→ **SET PROBLEM**
Repeat the listing exactly as given, omitting every image.

→ **DATA EXCERPTS**
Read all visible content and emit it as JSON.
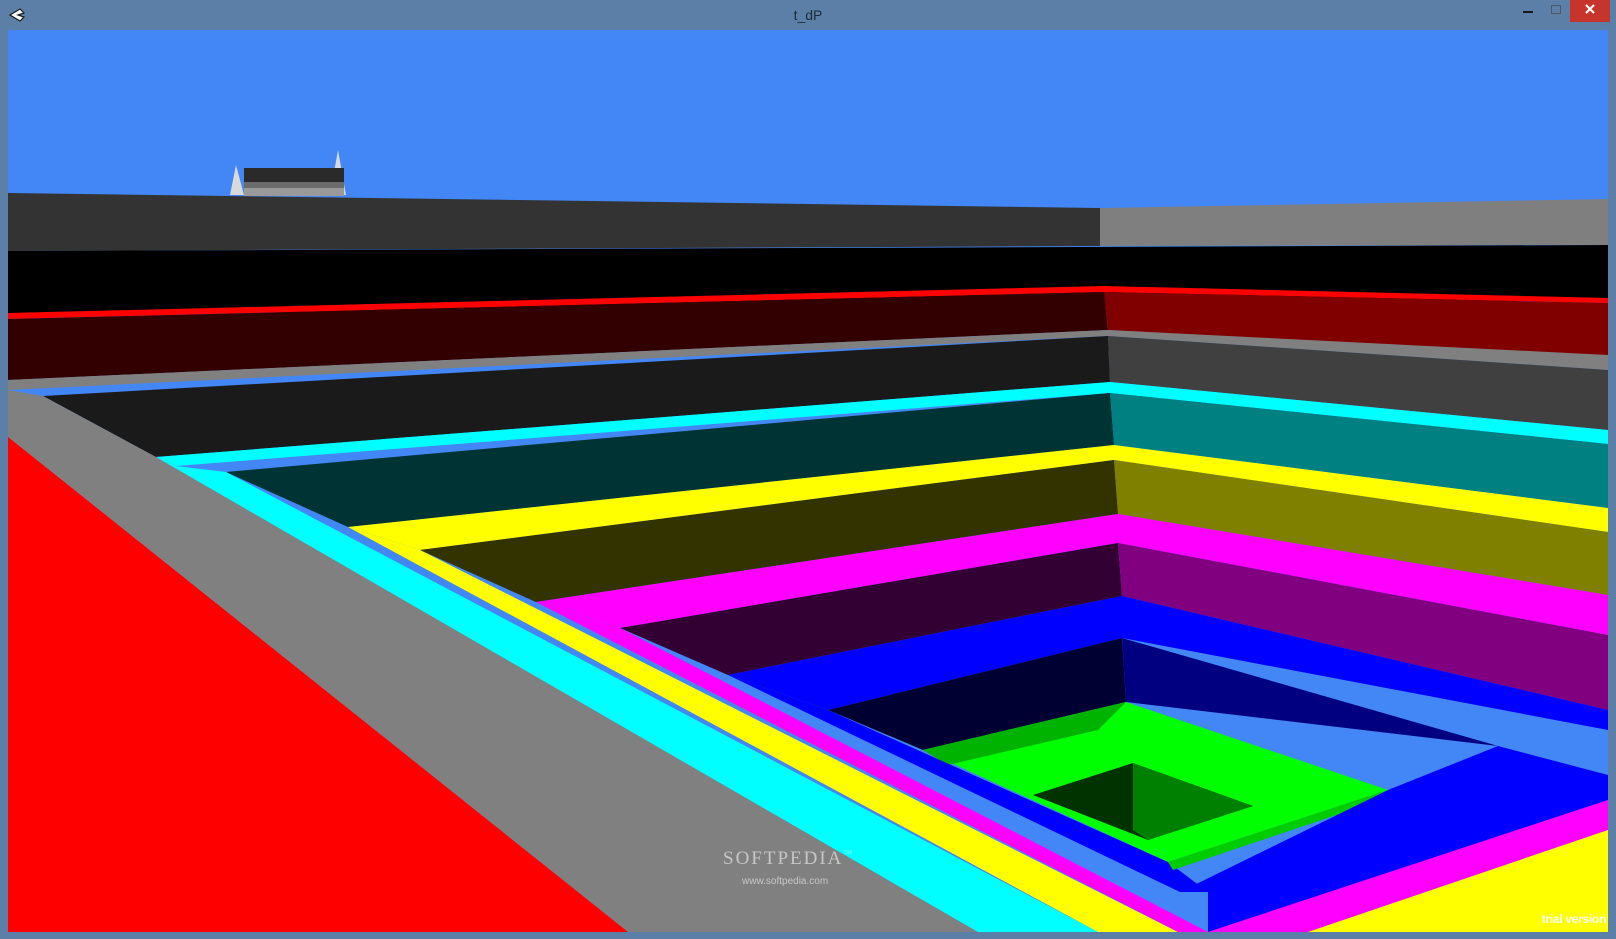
{
  "window": {
    "title": "t_dP",
    "icons": [
      "unity-app-icon",
      "minimize-icon",
      "maximize-icon",
      "close-icon"
    ]
  },
  "scene": {
    "watermark": {
      "text": "SOFTPEDIA",
      "trademark": "™",
      "url": "www.softpedia.com"
    },
    "overlay_label": "trial version",
    "colors": {
      "sky": "#4287f5",
      "red": "#ff0000",
      "gray": "#808080",
      "cyan": "#00ffff",
      "yellow": "#ffff00",
      "magenta": "#ff00ff",
      "blue": "#0000ff",
      "green": "#00ff00",
      "black": "#000000"
    }
  }
}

→ **REPLY TO THE EXERCISE**
Read all visible content and emit it as JSON.
{
  "window": {
    "title": "t_dP",
    "icons": [
      "unity-app-icon",
      "minimize-icon",
      "maximize-icon",
      "close-icon"
    ]
  },
  "scene": {
    "watermark": {
      "text": "SOFTPEDIA",
      "trademark": "™",
      "url": "www.softpedia.com"
    },
    "overlay_label": "trial version",
    "colors": {
      "sky": "#4287f5",
      "red": "#ff0000",
      "gray": "#808080",
      "cyan": "#00ffff",
      "yellow": "#ffff00",
      "magenta": "#ff00ff",
      "blue": "#0000ff",
      "green": "#00ff00",
      "black": "#000000"
    }
  }
}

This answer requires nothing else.